===== Extracted data

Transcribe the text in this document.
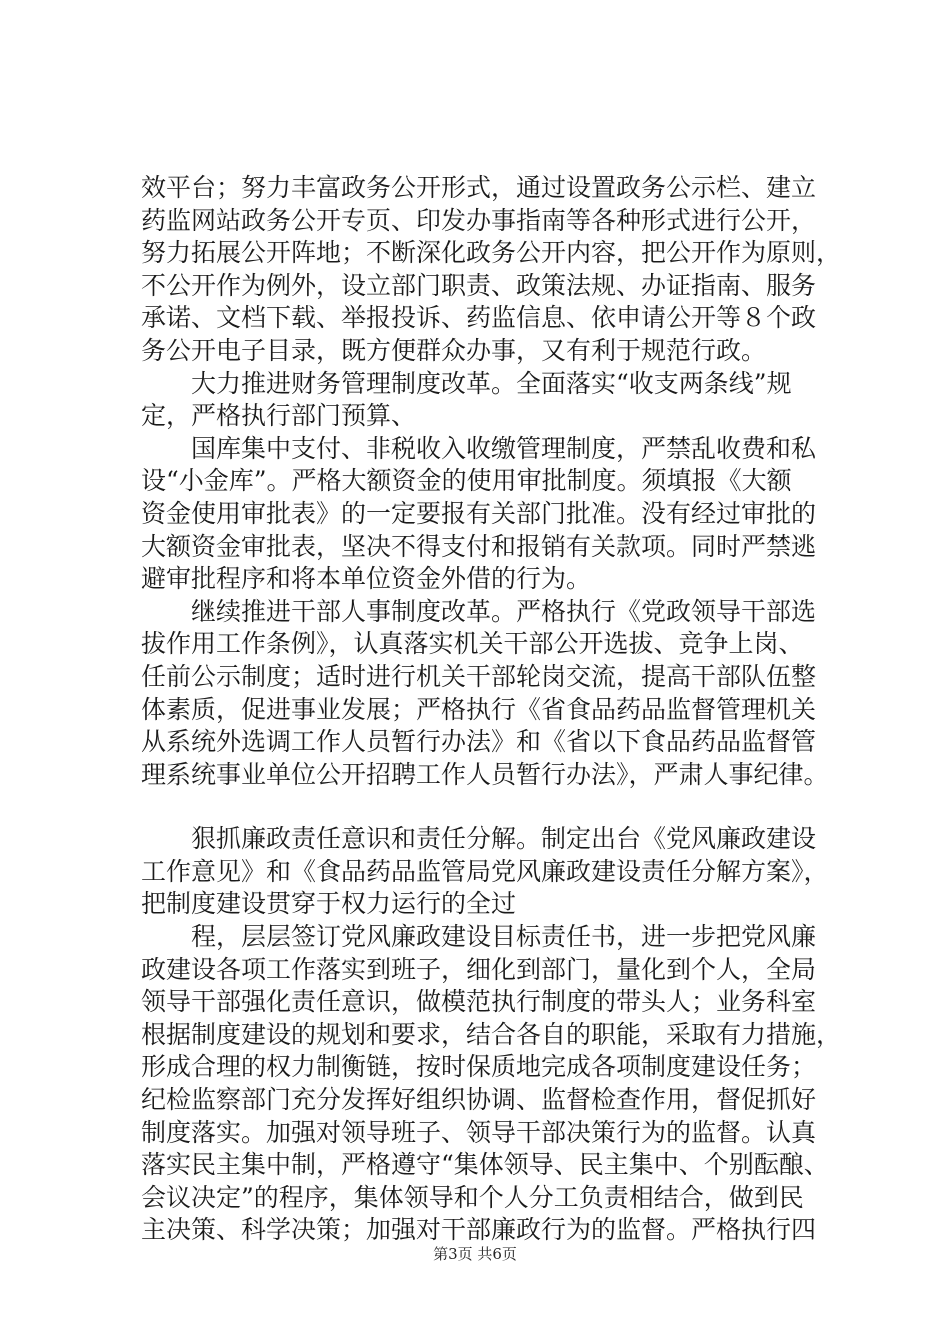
效平台；努力丰富政务公开形式，通过设置政务公示栏、建立

药监网站政务公开专页、印发办事指南等各种形式进行公开，

努力拓展公开阵地；不断深化政务公开内容，把公开作为原则，

不公开作为例外，设立部门职责、政策法规、办证指南、服务

承诺、文档下载、举报投诉、药监信息、依申请公开等８个政

务公开电子目录，既方便群众办事，又有利于规范行政。

　　大力推进财务管理制度改革。全面落实“收支两条线”规

定，严格执行部门预算、

　　国库集中支付、非税收入收缴管理制度，严禁乱收费和私

设“小金库”。严格大额资金的使用审批制度。须填报《大额

资金使用审批表》的一定要报有关部门批准。没有经过审批的

大额资金审批表，坚决不得支付和报销有关款项。同时严禁逃

避审批程序和将本单位资金外借的行为。

　　继续推进干部人事制度改革。严格执行《党政领导干部选

拔作用工作条例》，认真落实机关干部公开选拔、竞争上岗、

任前公示制度；适时进行机关干部轮岗交流，提高干部队伍整

体素质，促进事业发展；严格执行《省食品药品监督管理机关

从系统外选调工作人员暂行办法》和《省以下食品药品监督管

理系统事业单位公开招聘工作人员暂行办法》，严肃人事纪律。

　　狠抓廉政责任意识和责任分解。制定出台《党风廉政建设

工作意见》和《食品药品监管局党风廉政建设责任分解方案》，

把制度建设贯穿于权力运行的全过

　　程，层层签订党风廉政建设目标责任书，进一步把党风廉

政建设各项工作落实到班子，细化到部门，量化到个人，全局

领导干部强化责任意识，做模范执行制度的带头人；业务科室

根据制度建设的规划和要求，结合各自的职能，采取有力措施，

形成合理的权力制衡链，按时保质地完成各项制度建设任务；

纪检监察部门充分发挥好组织协调、监督检查作用，督促抓好

制度落实。加强对领导班子、领导干部决策行为的监督。认真

落实民主集中制，严格遵守“集体领导、民主集中、个别酝酿、

会议决定”的程序，集体领导和个人分工负责相结合，做到民

主决策、科学决策；加强对干部廉政行为的监督。严格执行四

第3页 共6页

==========

What you are asked to do: In your copy of the records, include no pictures; repeat everything else exactly.

Correct result:
Transcribe the text in this document.
效平台；努力丰富政务公开形式，通过设置政务公示栏、建立

药监网站政务公开专页、印发办事指南等各种形式进行公开，

努力拓展公开阵地；不断深化政务公开内容，把公开作为原则，

不公开作为例外，设立部门职责、政策法规、办证指南、服务

承诺、文档下载、举报投诉、药监信息、依申请公开等８个政

务公开电子目录，既方便群众办事，又有利于规范行政。

　　大力推进财务管理制度改革。全面落实“收支两条线”规

定，严格执行部门预算、

　　国库集中支付、非税收入收缴管理制度，严禁乱收费和私

设“小金库”。严格大额资金的使用审批制度。须填报《大额

资金使用审批表》的一定要报有关部门批准。没有经过审批的

大额资金审批表，坚决不得支付和报销有关款项。同时严禁逃

避审批程序和将本单位资金外借的行为。

　　继续推进干部人事制度改革。严格执行《党政领导干部选

拔作用工作条例》，认真落实机关干部公开选拔、竞争上岗、

任前公示制度；适时进行机关干部轮岗交流，提高干部队伍整

体素质，促进事业发展；严格执行《省食品药品监督管理机关

从系统外选调工作人员暂行办法》和《省以下食品药品监督管

理系统事业单位公开招聘工作人员暂行办法》，严肃人事纪律。

　　狠抓廉政责任意识和责任分解。制定出台《党风廉政建设

工作意见》和《食品药品监管局党风廉政建设责任分解方案》，

把制度建设贯穿于权力运行的全过

　　程，层层签订党风廉政建设目标责任书，进一步把党风廉

政建设各项工作落实到班子，细化到部门，量化到个人，全局

领导干部强化责任意识，做模范执行制度的带头人；业务科室

根据制度建设的规划和要求，结合各自的职能，采取有力措施，

形成合理的权力制衡链，按时保质地完成各项制度建设任务；

纪检监察部门充分发挥好组织协调、监督检查作用，督促抓好

制度落实。加强对领导班子、领导干部决策行为的监督。认真

落实民主集中制，严格遵守“集体领导、民主集中、个别酝酿、

会议决定”的程序，集体领导和个人分工负责相结合，做到民

主决策、科学决策；加强对干部廉政行为的监督。严格执行四

第3页 共6页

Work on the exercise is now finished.